> **EXERCISE DESCRIPTION**:
The records follow. Transcribe only the lines from the line containing "Read all visible content and emit it as JSON." through the end, both ends included, and leave out the pictures.

------------------------------------------------------------------------

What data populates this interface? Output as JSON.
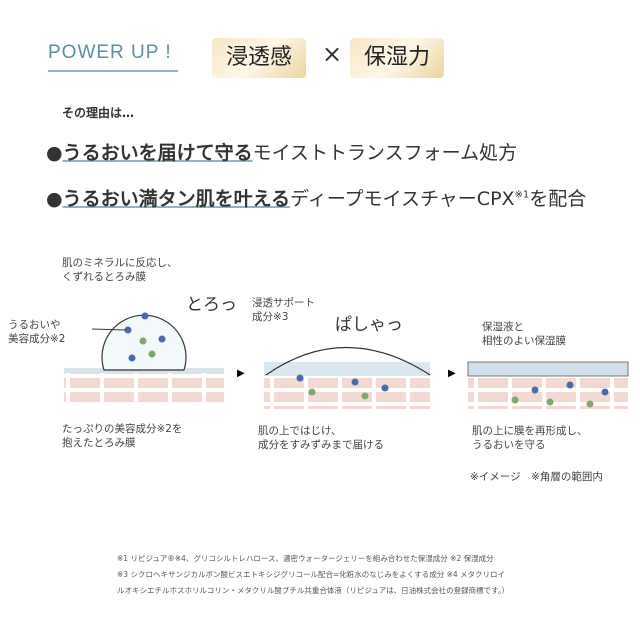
{
  "header": {
    "power_up": "POWER UP !",
    "badge1": "浸透感",
    "times": "×",
    "badge2": "保湿力"
  },
  "reason": "その理由は…",
  "points": [
    {
      "bullet": "●",
      "bold": "うるおいを届けて守る",
      "rest": "モイストトランスフォーム処方"
    },
    {
      "bullet": "●",
      "bold": "うるおい満タン肌を叶える",
      "rest": "ディープモイスチャーCPX",
      "sup": "※1",
      "tail": "を配合"
    }
  ],
  "steps": [
    {
      "top_label": [
        "肌のミネラルに反応し、",
        "くずれるとろみ膜"
      ],
      "side_label": [
        "うるおいや",
        "美容成分※2"
      ],
      "sfx": "とろっ",
      "caption": [
        "たっぷりの美容成分※2を",
        "抱えたとろみ膜"
      ]
    },
    {
      "top_label": [
        "浸透サポート",
        "成分※3"
      ],
      "sfx": "ぱしゃっ",
      "caption": [
        "肌の上ではじけ、",
        "成分をすみずみまで届ける"
      ]
    },
    {
      "top_label": [
        "保湿液と",
        "相性のよい保湿膜"
      ],
      "caption": [
        "肌の上に膜を再形成し、",
        "うるおいを守る"
      ]
    }
  ],
  "arrow": "▶",
  "note": "※イメージ　※角層の範囲内",
  "footnotes": [
    "※1 リピジュア®※4、グリコシルトレハロース、濃密ウォータージェリーを組み合わせた保湿成分 ※2 保湿成分",
    "※3 シクロヘキサンジカルボン酸ビスエトキシジグリコール配合=化粧水のなじみをよくする成分 ※4 メタクリロイ",
    "ルオキシエチルホスホリルコリン・メタクリル酸ブチル共重合体液（リピジュアは、日油株式会社の登録商標です。）"
  ],
  "colors": {
    "accent": "#5d8ea0",
    "skin": "#f2d9d2",
    "dot_blue": "#4a6aa8",
    "dot_green": "#7fa86a"
  }
}
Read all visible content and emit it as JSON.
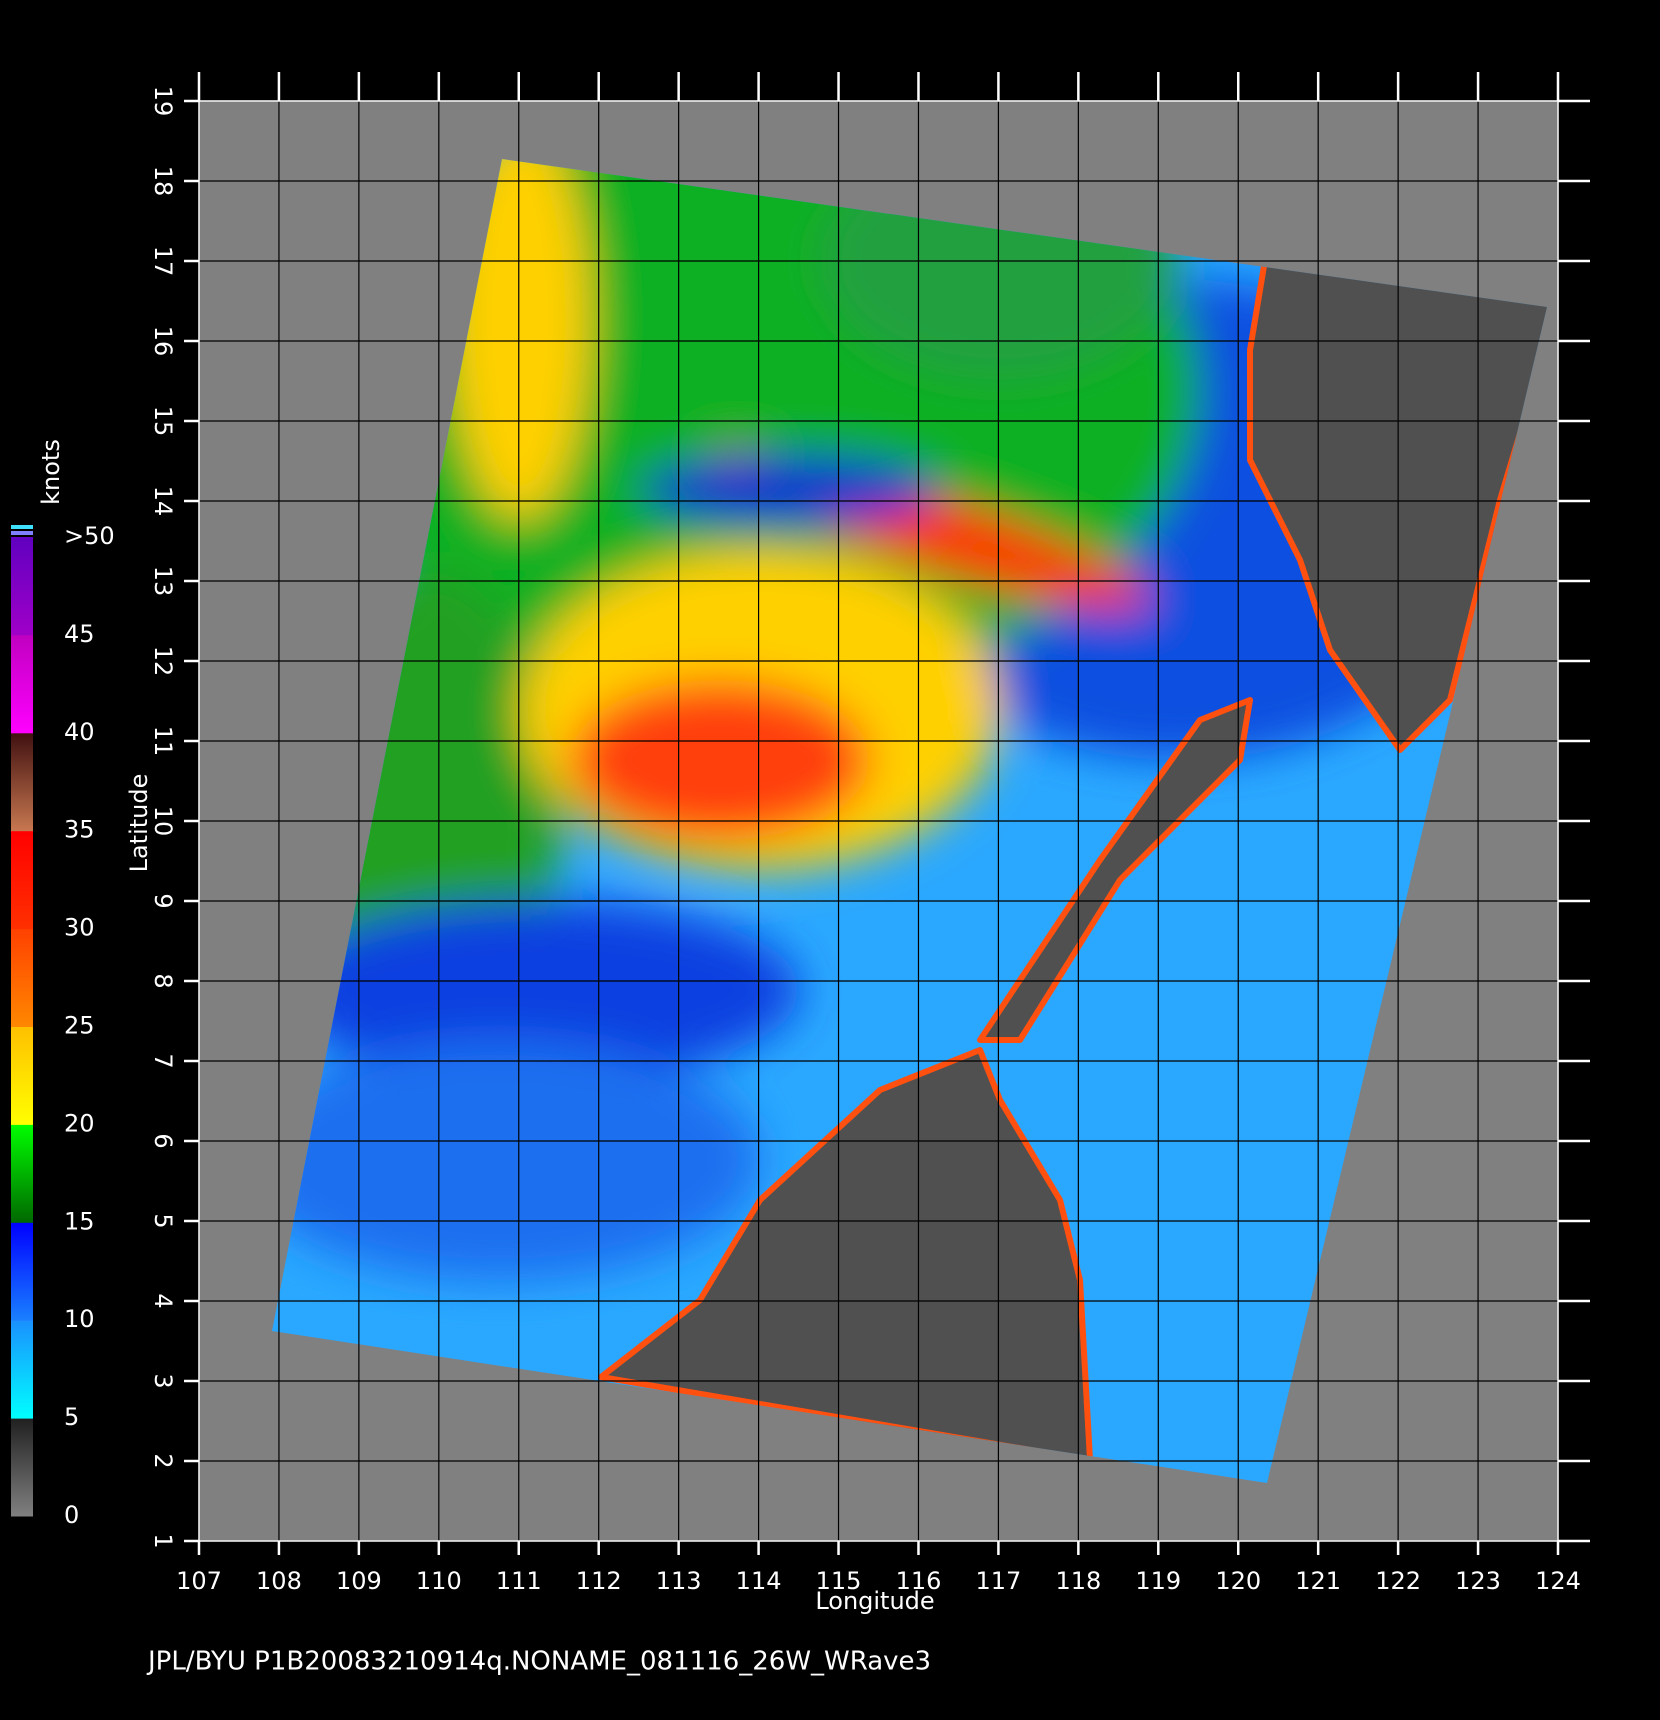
{
  "map": {
    "xlabel": "Longitude",
    "ylabel": "Latitude",
    "xlim": [
      107,
      124
    ],
    "ylim": [
      1,
      19
    ],
    "xticks": [
      107,
      108,
      109,
      110,
      111,
      112,
      113,
      114,
      115,
      116,
      117,
      118,
      119,
      120,
      121,
      122,
      123,
      124
    ],
    "yticks": [
      1,
      2,
      3,
      4,
      5,
      6,
      7,
      8,
      9,
      10,
      11,
      12,
      13,
      14,
      15,
      16,
      17,
      18,
      19
    ],
    "footer": "JPL/BYU  P1B20083210914q.NONAME_081116_26W_WRave3",
    "colorbar": {
      "title": "knots",
      "lim": [
        0,
        50
      ],
      "ticks": [
        0,
        5,
        10,
        15,
        20,
        25,
        30,
        35,
        40,
        45,
        {
          "value": 50,
          "label": ">50"
        }
      ],
      "colors": [
        [
          "#808080",
          "#202020"
        ],
        [
          "#00ffff",
          "#1a90ff"
        ],
        [
          "#1a80ff",
          "#0000ff"
        ],
        [
          "#006800",
          "#00ff00"
        ],
        [
          "#ffff00",
          "#ffc000"
        ],
        [
          "#ff8800",
          "#ff4000"
        ],
        [
          "#ff3000",
          "#ff0000"
        ],
        [
          "#c87850",
          "#401010"
        ],
        [
          "#ff00ff",
          "#c000c0"
        ],
        [
          "#a000c8",
          "#6000c0"
        ]
      ]
    }
  }
}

------------------------------------------------------------------------

> **OUTPUT**:
Read all visible content and emit it as JSON.
{
  "map": {
    "xlabel": "Longitude",
    "ylabel": "Latitude",
    "xlim": [
      107,
      124
    ],
    "ylim": [
      1,
      19
    ],
    "xticks": [
      107,
      108,
      109,
      110,
      111,
      112,
      113,
      114,
      115,
      116,
      117,
      118,
      119,
      120,
      121,
      122,
      123,
      124
    ],
    "yticks": [
      1,
      2,
      3,
      4,
      5,
      6,
      7,
      8,
      9,
      10,
      11,
      12,
      13,
      14,
      15,
      16,
      17,
      18,
      19
    ],
    "footer": "JPL/BYU  P1B20083210914q.NONAME_081116_26W_WRave3",
    "colorbar": {
      "title": "knots",
      "lim": [
        0,
        50
      ],
      "ticks": [
        0,
        5,
        10,
        15,
        20,
        25,
        30,
        35,
        40,
        45,
        {
          "value": 50,
          "label": ">50"
        }
      ],
      "colors": [
        [
          "#808080",
          "#202020"
        ],
        [
          "#00ffff",
          "#1a90ff"
        ],
        [
          "#1a80ff",
          "#0000ff"
        ],
        [
          "#006800",
          "#00ff00"
        ],
        [
          "#ffff00",
          "#ffc000"
        ],
        [
          "#ff8800",
          "#ff4000"
        ],
        [
          "#ff3000",
          "#ff0000"
        ],
        [
          "#c87850",
          "#401010"
        ],
        [
          "#ff00ff",
          "#c000c0"
        ],
        [
          "#a000c8",
          "#6000c0"
        ]
      ]
    }
  }
}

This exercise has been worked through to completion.